— begin Exercise data —
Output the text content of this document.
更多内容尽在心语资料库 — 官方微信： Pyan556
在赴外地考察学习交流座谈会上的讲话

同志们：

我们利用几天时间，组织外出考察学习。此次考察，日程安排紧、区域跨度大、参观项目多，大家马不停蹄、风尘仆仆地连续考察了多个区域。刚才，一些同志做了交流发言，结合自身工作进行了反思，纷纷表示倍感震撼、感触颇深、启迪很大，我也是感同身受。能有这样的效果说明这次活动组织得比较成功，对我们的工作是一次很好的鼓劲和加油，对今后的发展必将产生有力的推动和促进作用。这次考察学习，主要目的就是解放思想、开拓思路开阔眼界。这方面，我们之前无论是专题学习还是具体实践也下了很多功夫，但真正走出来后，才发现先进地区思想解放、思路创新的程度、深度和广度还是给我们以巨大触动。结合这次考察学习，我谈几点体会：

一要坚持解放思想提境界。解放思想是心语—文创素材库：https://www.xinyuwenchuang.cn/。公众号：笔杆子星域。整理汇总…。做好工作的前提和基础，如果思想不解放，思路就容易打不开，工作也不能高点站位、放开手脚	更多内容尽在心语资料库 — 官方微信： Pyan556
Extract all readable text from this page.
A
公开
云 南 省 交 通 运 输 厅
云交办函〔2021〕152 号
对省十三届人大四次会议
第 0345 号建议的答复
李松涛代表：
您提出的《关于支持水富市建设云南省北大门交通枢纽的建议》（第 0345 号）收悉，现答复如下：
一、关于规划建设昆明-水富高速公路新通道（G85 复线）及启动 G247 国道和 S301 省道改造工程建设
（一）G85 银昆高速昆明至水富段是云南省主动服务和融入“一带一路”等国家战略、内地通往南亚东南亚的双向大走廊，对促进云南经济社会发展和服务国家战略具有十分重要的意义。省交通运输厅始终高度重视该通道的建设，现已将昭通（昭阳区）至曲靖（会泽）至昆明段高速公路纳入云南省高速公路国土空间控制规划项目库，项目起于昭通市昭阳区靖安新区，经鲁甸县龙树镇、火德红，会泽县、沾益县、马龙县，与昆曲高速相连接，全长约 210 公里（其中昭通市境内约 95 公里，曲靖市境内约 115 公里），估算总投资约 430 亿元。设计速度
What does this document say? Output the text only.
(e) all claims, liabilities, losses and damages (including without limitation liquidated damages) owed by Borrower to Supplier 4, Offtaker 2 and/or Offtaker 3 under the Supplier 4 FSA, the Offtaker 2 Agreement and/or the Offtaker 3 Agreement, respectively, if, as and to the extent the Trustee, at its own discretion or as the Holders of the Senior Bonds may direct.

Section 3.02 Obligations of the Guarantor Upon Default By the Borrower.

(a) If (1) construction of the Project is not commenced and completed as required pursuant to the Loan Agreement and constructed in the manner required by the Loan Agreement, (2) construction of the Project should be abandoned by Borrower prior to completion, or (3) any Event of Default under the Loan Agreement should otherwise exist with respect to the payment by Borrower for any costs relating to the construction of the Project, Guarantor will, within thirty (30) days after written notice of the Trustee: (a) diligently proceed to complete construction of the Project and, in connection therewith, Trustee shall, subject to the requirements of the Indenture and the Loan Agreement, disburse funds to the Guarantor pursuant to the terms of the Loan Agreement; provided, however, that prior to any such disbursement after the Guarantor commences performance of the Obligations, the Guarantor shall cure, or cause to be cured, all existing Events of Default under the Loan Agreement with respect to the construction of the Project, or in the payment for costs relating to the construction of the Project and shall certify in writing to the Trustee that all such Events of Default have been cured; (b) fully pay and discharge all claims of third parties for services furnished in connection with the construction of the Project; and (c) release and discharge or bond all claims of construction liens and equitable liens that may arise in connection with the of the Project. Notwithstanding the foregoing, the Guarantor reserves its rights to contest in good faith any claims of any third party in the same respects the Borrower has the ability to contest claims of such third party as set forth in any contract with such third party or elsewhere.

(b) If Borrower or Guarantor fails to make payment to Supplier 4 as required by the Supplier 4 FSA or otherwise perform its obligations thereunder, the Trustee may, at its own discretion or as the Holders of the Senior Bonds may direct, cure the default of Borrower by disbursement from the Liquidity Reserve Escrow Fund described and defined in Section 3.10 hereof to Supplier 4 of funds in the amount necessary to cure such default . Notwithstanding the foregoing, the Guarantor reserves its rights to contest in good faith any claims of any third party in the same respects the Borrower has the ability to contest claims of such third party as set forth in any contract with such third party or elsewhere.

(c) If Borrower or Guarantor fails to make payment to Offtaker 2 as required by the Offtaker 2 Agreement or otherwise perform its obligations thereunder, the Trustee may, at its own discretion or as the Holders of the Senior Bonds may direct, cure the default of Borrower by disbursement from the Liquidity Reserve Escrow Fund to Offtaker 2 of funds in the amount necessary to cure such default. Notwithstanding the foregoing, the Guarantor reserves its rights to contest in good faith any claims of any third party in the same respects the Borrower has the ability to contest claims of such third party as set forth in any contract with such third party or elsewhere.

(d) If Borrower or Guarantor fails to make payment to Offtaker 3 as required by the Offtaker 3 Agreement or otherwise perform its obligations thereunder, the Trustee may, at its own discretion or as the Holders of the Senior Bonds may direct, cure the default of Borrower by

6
— end Exercise data —
| Prompt |
Pull out each record as written and restate it exactly.

| Answer for this exercise |
Output the text content of this document.
更多内容尽在心语资料库 — 官方微信： Pyan556
在赴外地考察学习交流座谈会上的讲话

同志们：

我们利用几天时间，组织外出考察学习。此次考察，日程安排紧、区域跨度大、参观项目多，大家马不停蹄、风尘仆仆地连续考察了多个区域。刚才，一些同志做了交流发言，结合自身工作进行了反思，纷纷表示倍感震撼、感触颇深、启迪很大，我也是感同身受。能有这样的效果说明这次活动组织得比较成功，对我们的工作是一次很好的鼓劲和加油，对今后的发展必将产生有力的推动和促进作用。这次考察学习，主要目的就是解放思想、开拓思路开阔眼界。这方面，我们之前无论是专题学习还是具体实践也下了很多功夫，但真正走出来后，才发现先进地区思想解放、思路创新的程度、深度和广度还是给我们以巨大触动。结合这次考察学习，我谈几点体会：

一要坚持解放思想提境界。解放思想是心语—文创素材库：https://www.xinyuwenchuang.cn/。公众号：笔杆子星域。整理汇总…。做好工作的前提和基础，如果思想不解放，思路就容易打不开，工作也不能高点站位、放开手脚	更多内容尽在心语资料库 — 官方微信： Pyan556
Extract all readable text from this page.
A
公开
云 南 省 交 通 运 输 厅
云交办函〔2021〕152 号
对省十三届人大四次会议
第 0345 号建议的答复
李松涛代表：
您提出的《关于支持水富市建设云南省北大门交通枢纽的建议》（第 0345 号）收悉，现答复如下：
一、关于规划建设昆明-水富高速公路新通道（G85 复线）及启动 G247 国道和 S301 省道改造工程建设
（一）G85 银昆高速昆明至水富段是云南省主动服务和融入“一带一路”等国家战略、内地通往南亚东南亚的双向大走廊，对促进云南经济社会发展和服务国家战略具有十分重要的意义。省交通运输厅始终高度重视该通道的建设，现已将昭通（昭阳区）至曲靖（会泽）至昆明段高速公路纳入云南省高速公路国土空间控制规划项目库，项目起于昭通市昭阳区靖安新区，经鲁甸县龙树镇、火德红，会泽县、沾益县、马龙县，与昆曲高速相连接，全长约 210 公里（其中昭通市境内约 95 公里，曲靖市境内约 115 公里），估算总投资约 430 亿元。设计速度
What does this document say? Output the text only.
(e) all claims, liabilities, losses and damages (including without limitation liquidated damages) owed by Borrower to Supplier 4, Offtaker 2 and/or Offtaker 3 under the Supplier 4 FSA, the Offtaker 2 Agreement and/or the Offtaker 3 Agreement, respectively, if, as and to the extent the Trustee, at its own discretion or as the Holders of the Senior Bonds may direct.

Section 3.02 Obligations of the Guarantor Upon Default By the Borrower.

(a) If (1) construction of the Project is not commenced and completed as required pursuant to the Loan Agreement and constructed in the manner required by the Loan Agreement, (2) construction of the Project should be abandoned by Borrower prior to completion, or (3) any Event of Default under the Loan Agreement should otherwise exist with respect to the payment by Borrower for any costs relating to the construction of the Project, Guarantor will, within thirty (30) days after written notice of the Trustee: (a) diligently proceed to complete construction of the Project and, in connection therewith, Trustee shall, subject to the requirements of the Indenture and the Loan Agreement, disburse funds to the Guarantor pursuant to the terms of the Loan Agreement; provided, however, that prior to any such disbursement after the Guarantor commences performance of the Obligations, the Guarantor shall cure, or cause to be cured, all existing Events of Default under the Loan Agreement with respect to the construction of the Project, or in the payment for costs relating to the construction of the Project and shall certify in writing to the Trustee that all such Events of Default have been cured; (b) fully pay and discharge all claims of third parties for services furnished in connection with the construction of the Project; and (c) release and discharge or bond all claims of construction liens and equitable liens that may arise in connection with the of the Project. Notwithstanding the foregoing, the Guarantor reserves its rights to contest in good faith any claims of any third party in the same respects the Borrower has the ability to contest claims of such third party as set forth in any contract with such third party or elsewhere.

(b) If Borrower or Guarantor fails to make payment to Supplier 4 as required by the Supplier 4 FSA or otherwise perform its obligations thereunder, the Trustee may, at its own discretion or as the Holders of the Senior Bonds may direct, cure the default of Borrower by disbursement from the Liquidity Reserve Escrow Fund described and defined in Section 3.10 hereof to Supplier 4 of funds in the amount necessary to cure such default . Notwithstanding the foregoing, the Guarantor reserves its rights to contest in good faith any claims of any third party in the same respects the Borrower has the ability to contest claims of such third party as set forth in any contract with such third party or elsewhere.

(c) If Borrower or Guarantor fails to make payment to Offtaker 2 as required by the Offtaker 2 Agreement or otherwise perform its obligations thereunder, the Trustee may, at its own discretion or as the Holders of the Senior Bonds may direct, cure the default of Borrower by disbursement from the Liquidity Reserve Escrow Fund to Offtaker 2 of funds in the amount necessary to cure such default. Notwithstanding the foregoing, the Guarantor reserves its rights to contest in good faith any claims of any third party in the same respects the Borrower has the ability to contest claims of such third party as set forth in any contract with such third party or elsewhere.

(d) If Borrower or Guarantor fails to make payment to Offtaker 3 as required by the Offtaker 3 Agreement or otherwise perform its obligations thereunder, the Trustee may, at its own discretion or as the Holders of the Senior Bonds may direct, cure the default of Borrower by

6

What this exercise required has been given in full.